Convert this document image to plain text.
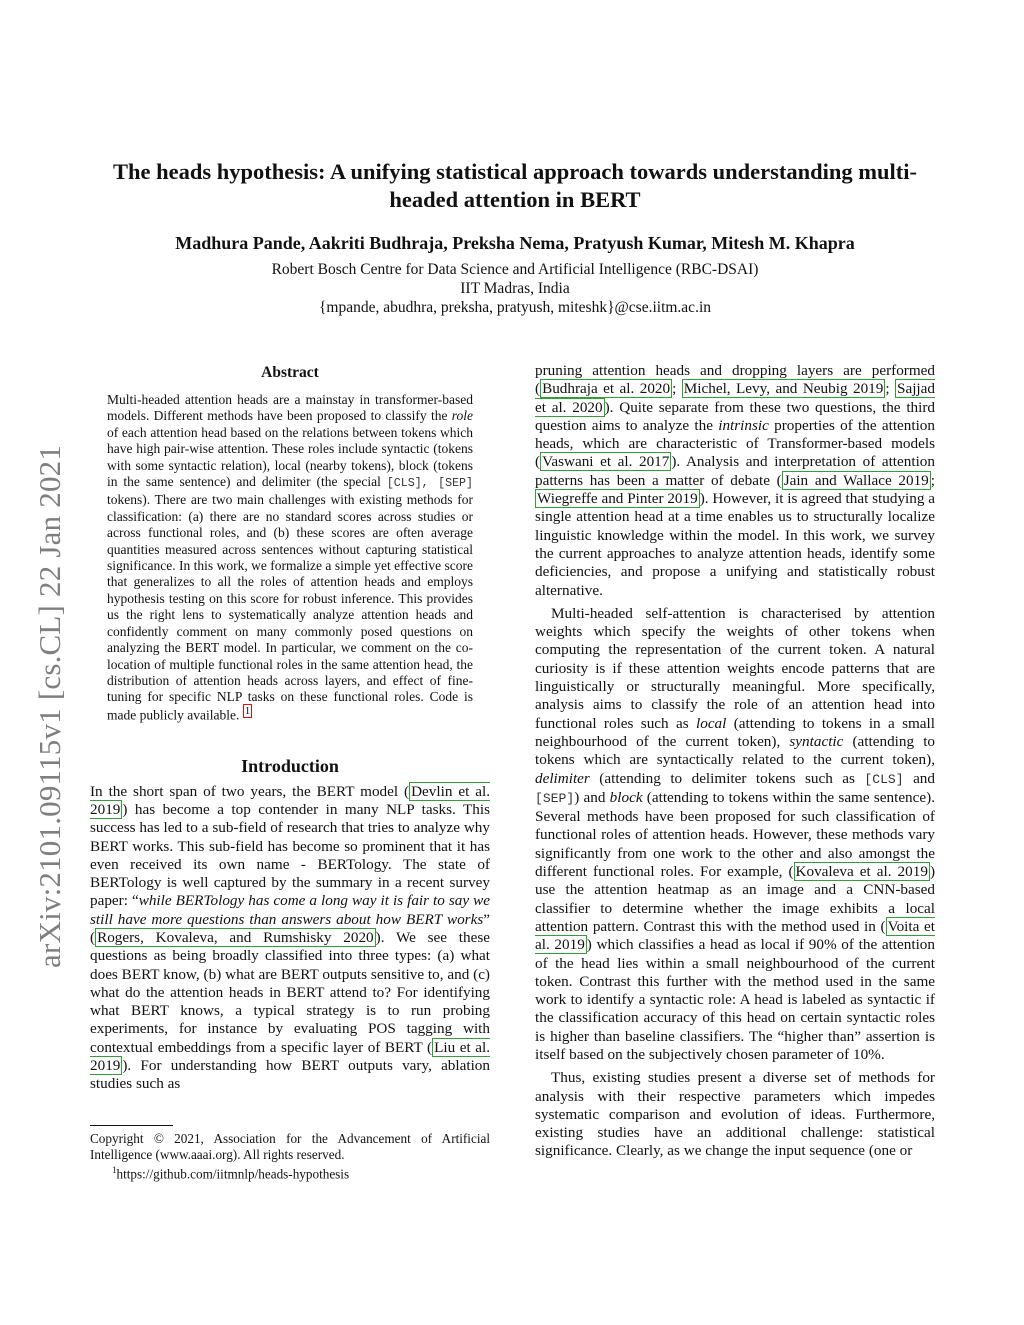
arXiv:2101.09115v1 [cs.CL] 22 Jan 2021
The heads hypothesis: A unifying statistical approach towards understanding multi-headed attention in BERT
Madhura Pande, Aakriti Budhraja, Preksha Nema, Pratyush Kumar, Mitesh M. Khapra
Robert Bosch Centre for Data Science and Artificial Intelligence (RBC-DSAI)
IIT Madras, India
{mpande, abudhra, preksha, pratyush, miteshk}@cse.iitm.ac.in
Abstract

Multi-headed attention heads are a mainstay in transformer-based models. Different methods have been proposed to classify the role of each attention head based on the relations between tokens which have high pair-wise attention. These roles include syntactic (tokens with some syntactic relation), local (nearby tokens), block (tokens in the same sentence) and delimiter (the special [CLS], [SEP] tokens). There are two main challenges with existing methods for classification: (a) there are no standard scores across studies or across functional roles, and (b) these scores are often average quantities measured across sentences without capturing statistical significance. In this work, we formalize a simple yet effective score that generalizes to all the roles of attention heads and employs hypothesis testing on this score for robust inference. This provides us the right lens to systematically analyze attention heads and confidently comment on many commonly posed questions on analyzing the BERT model. In particular, we comment on the co-location of multiple functional roles in the same attention head, the distribution of attention heads across layers, and effect of fine-tuning for specific NLP tasks on these functional roles. Code is made publicly available. $^1$

Introduction

In the short span of two years, the BERT model ( Devlin et al. 2019 ) has become a top contender in many NLP tasks. This success has led to a sub-field of research that tries to analyze why BERT works. This sub-field has become so prominent that it has even received its own name - BERTology. The state of BERTology is well captured by the summary in a recent survey paper: “while BERTology has come a long way it is fair to say we still have more questions than answers about how BERT works” ( Rogers, Kovaleva, and Rumshisky 2020 ). We see these questions as being broadly classified into three types: (a) what does BERT know, (b) what are BERT outputs sensitive to, and (c) what do the attention heads in BERT attend to? For identifying what BERT knows, a typical strategy is to run probing experiments, for instance by evaluating POS tagging with contextual embeddings from a specific layer of BERT ( Liu et al. 2019 ). For understanding how BERT outputs vary, ablation studies such as

Copyright © 2021, Association for the Advancement of Artificial Intelligence (www.aaai.org). All rights reserved.

$^1$https://github.com/iitmnlp/heads-hypothesis

pruning attention heads and dropping layers are performed ( Budhraja et al. 2020 ; Michel, Levy, and Neubig 2019 ; Sajjad et al. 2020 ). Quite separate from these two questions, the third question aims to analyze the intrinsic properties of the attention heads, which are characteristic of Transformer-based models ( Vaswani et al. 2017 ). Analysis and interpretation of attention patterns has been a matter of debate ( Jain and Wallace 2019 ; Wiegreffe and Pinter 2019 ). However, it is agreed that studying a single attention head at a time enables us to structurally localize linguistic knowledge within the model. In this work, we survey the current approaches to analyze attention heads, identify some deficiencies, and propose a unifying and statistically robust alternative.

Multi-headed self-attention is characterised by attention weights which specify the weights of other tokens when computing the representation of the current token. A natural curiosity is if these attention weights encode patterns that are linguistically or structurally meaningful. More specifically, analysis aims to classify the role of an attention head into functional roles such as local (attending to tokens in a small neighbourhood of the current token), syntactic (attending to tokens which are syntactically related to the current token), delimiter (attending to delimiter tokens such as [CLS] and [SEP]) and block (attending to tokens within the same sentence). Several methods have been proposed for such classification of functional roles of attention heads. However, these methods vary significantly from one work to the other and also amongst the different functional roles. For example, ( Kovaleva et al. 2019 ) use the attention heatmap as an image and a CNN-based classifier to determine whether the image exhibits a local attention pattern. Contrast this with the method used in ( Voita et al. 2019 ) which classifies a head as local if 90% of the attention of the head lies within a small neighbourhood of the current token. Contrast this further with the method used in the same work to identify a syntactic role: A head is labeled as syntactic if the classification accuracy of this head on certain syntactic roles is higher than baseline classifiers. The “higher than” assertion is itself based on the subjectively chosen parameter of 10%.

Thus, existing studies present a diverse set of methods for analysis with their respective parameters which impedes systematic comparison and evolution of ideas. Furthermore, existing studies have an additional challenge: statistical significance. Clearly, as we change the input sequence (one or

* * * * * * * * *

Say how many lines have the string "Artificial" in them, offering no words beyond the number.

▸ **WRITTEN ANSWER**
2